Extracted records:
────────────────────
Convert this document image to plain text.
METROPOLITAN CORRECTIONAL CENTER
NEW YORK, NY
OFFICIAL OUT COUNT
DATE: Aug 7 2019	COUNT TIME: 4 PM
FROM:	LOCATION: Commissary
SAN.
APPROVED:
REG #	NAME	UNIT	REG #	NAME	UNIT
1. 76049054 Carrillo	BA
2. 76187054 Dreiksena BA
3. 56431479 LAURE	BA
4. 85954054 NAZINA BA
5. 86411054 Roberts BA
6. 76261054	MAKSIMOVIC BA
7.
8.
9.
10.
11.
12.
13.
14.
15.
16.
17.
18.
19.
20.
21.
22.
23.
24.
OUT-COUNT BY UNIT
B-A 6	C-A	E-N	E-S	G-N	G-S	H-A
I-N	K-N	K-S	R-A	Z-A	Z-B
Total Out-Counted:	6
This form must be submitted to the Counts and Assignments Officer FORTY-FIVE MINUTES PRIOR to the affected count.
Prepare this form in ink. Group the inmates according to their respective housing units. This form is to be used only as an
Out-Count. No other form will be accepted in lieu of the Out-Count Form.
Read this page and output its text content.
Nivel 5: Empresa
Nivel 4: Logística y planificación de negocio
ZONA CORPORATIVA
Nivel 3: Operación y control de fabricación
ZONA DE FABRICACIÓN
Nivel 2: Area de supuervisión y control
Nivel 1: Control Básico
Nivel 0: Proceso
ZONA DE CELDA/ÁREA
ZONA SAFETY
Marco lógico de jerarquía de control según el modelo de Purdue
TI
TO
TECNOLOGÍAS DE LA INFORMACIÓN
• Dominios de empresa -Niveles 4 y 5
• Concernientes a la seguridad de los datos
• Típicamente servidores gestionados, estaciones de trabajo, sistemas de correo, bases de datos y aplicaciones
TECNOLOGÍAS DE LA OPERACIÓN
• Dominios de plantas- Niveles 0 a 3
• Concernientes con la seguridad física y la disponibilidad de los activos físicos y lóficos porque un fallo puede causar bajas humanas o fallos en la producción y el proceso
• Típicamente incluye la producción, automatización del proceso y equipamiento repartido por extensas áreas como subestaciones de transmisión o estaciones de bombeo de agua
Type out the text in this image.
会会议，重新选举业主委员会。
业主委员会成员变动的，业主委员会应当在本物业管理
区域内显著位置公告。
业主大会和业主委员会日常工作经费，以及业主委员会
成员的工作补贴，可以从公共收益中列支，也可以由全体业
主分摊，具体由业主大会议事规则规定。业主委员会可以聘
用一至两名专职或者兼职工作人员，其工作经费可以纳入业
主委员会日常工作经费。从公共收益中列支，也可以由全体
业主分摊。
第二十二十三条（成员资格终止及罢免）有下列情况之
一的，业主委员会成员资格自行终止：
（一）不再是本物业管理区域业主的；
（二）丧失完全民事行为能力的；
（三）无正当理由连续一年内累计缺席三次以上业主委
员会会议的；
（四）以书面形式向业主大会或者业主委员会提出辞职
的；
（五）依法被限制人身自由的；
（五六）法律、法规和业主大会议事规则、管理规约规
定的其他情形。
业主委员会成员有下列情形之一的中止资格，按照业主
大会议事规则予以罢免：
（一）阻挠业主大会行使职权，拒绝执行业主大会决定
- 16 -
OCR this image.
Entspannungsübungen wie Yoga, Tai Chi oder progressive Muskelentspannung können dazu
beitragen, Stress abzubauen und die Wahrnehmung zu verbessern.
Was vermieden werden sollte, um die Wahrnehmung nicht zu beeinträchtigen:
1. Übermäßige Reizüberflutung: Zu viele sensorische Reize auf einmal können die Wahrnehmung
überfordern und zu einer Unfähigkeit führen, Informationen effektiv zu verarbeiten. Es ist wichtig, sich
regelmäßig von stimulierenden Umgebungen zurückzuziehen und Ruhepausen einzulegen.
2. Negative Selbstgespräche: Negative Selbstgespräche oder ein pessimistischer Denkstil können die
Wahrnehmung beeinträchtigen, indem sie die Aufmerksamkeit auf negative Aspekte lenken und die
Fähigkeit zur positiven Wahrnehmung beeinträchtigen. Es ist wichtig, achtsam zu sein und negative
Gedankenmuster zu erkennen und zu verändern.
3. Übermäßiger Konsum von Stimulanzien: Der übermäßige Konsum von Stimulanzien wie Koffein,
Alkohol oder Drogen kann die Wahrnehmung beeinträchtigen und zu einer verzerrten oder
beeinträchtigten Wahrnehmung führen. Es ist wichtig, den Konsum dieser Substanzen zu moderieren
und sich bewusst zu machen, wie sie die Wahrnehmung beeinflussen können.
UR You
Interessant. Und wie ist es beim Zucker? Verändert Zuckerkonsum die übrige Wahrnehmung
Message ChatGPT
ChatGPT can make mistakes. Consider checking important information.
────────────────────
### THE PROBLEM
Reproduce exactly the line that holds "Type out the text in this image.", then every line after it, ending with the final line of the records above.

### WRITTEN RESPONSE
Type out the text in this image.
会会议，重新选举业主委员会。
业主委员会成员变动的，业主委员会应当在本物业管理
区域内显著位置公告。
业主大会和业主委员会日常工作经费，以及业主委员会
成员的工作补贴，可以从公共收益中列支，也可以由全体业
主分摊，具体由业主大会议事规则规定。业主委员会可以聘
用一至两名专职或者兼职工作人员，其工作经费可以纳入业
主委员会日常工作经费。从公共收益中列支，也可以由全体
业主分摊。
第二十二十三条（成员资格终止及罢免）有下列情况之
一的，业主委员会成员资格自行终止：
（一）不再是本物业管理区域业主的；
（二）丧失完全民事行为能力的；
（三）无正当理由连续一年内累计缺席三次以上业主委
员会会议的；
（四）以书面形式向业主大会或者业主委员会提出辞职
的；
（五）依法被限制人身自由的；
（五六）法律、法规和业主大会议事规则、管理规约规
定的其他情形。
业主委员会成员有下列情形之一的中止资格，按照业主
大会议事规则予以罢免：
（一）阻挠业主大会行使职权，拒绝执行业主大会决定
- 16 -
OCR this image.
Entspannungsübungen wie Yoga, Tai Chi oder progressive Muskelentspannung können dazu
beitragen, Stress abzubauen und die Wahrnehmung zu verbessern.
Was vermieden werden sollte, um die Wahrnehmung nicht zu beeinträchtigen:
1. Übermäßige Reizüberflutung: Zu viele sensorische Reize auf einmal können die Wahrnehmung
überfordern und zu einer Unfähigkeit führen, Informationen effektiv zu verarbeiten. Es ist wichtig, sich
regelmäßig von stimulierenden Umgebungen zurückzuziehen und Ruhepausen einzulegen.
2. Negative Selbstgespräche: Negative Selbstgespräche oder ein pessimistischer Denkstil können die
Wahrnehmung beeinträchtigen, indem sie die Aufmerksamkeit auf negative Aspekte lenken und die
Fähigkeit zur positiven Wahrnehmung beeinträchtigen. Es ist wichtig, achtsam zu sein und negative
Gedankenmuster zu erkennen und zu verändern.
3. Übermäßiger Konsum von Stimulanzien: Der übermäßige Konsum von Stimulanzien wie Koffein,
Alkohol oder Drogen kann die Wahrnehmung beeinträchtigen und zu einer verzerrten oder
beeinträchtigten Wahrnehmung führen. Es ist wichtig, den Konsum dieser Substanzen zu moderieren
und sich bewusst zu machen, wie sie die Wahrnehmung beeinflussen können.
UR You
Interessant. Und wie ist es beim Zucker? Verändert Zuckerkonsum die übrige Wahrnehmung
Message ChatGPT
ChatGPT can make mistakes. Consider checking important information.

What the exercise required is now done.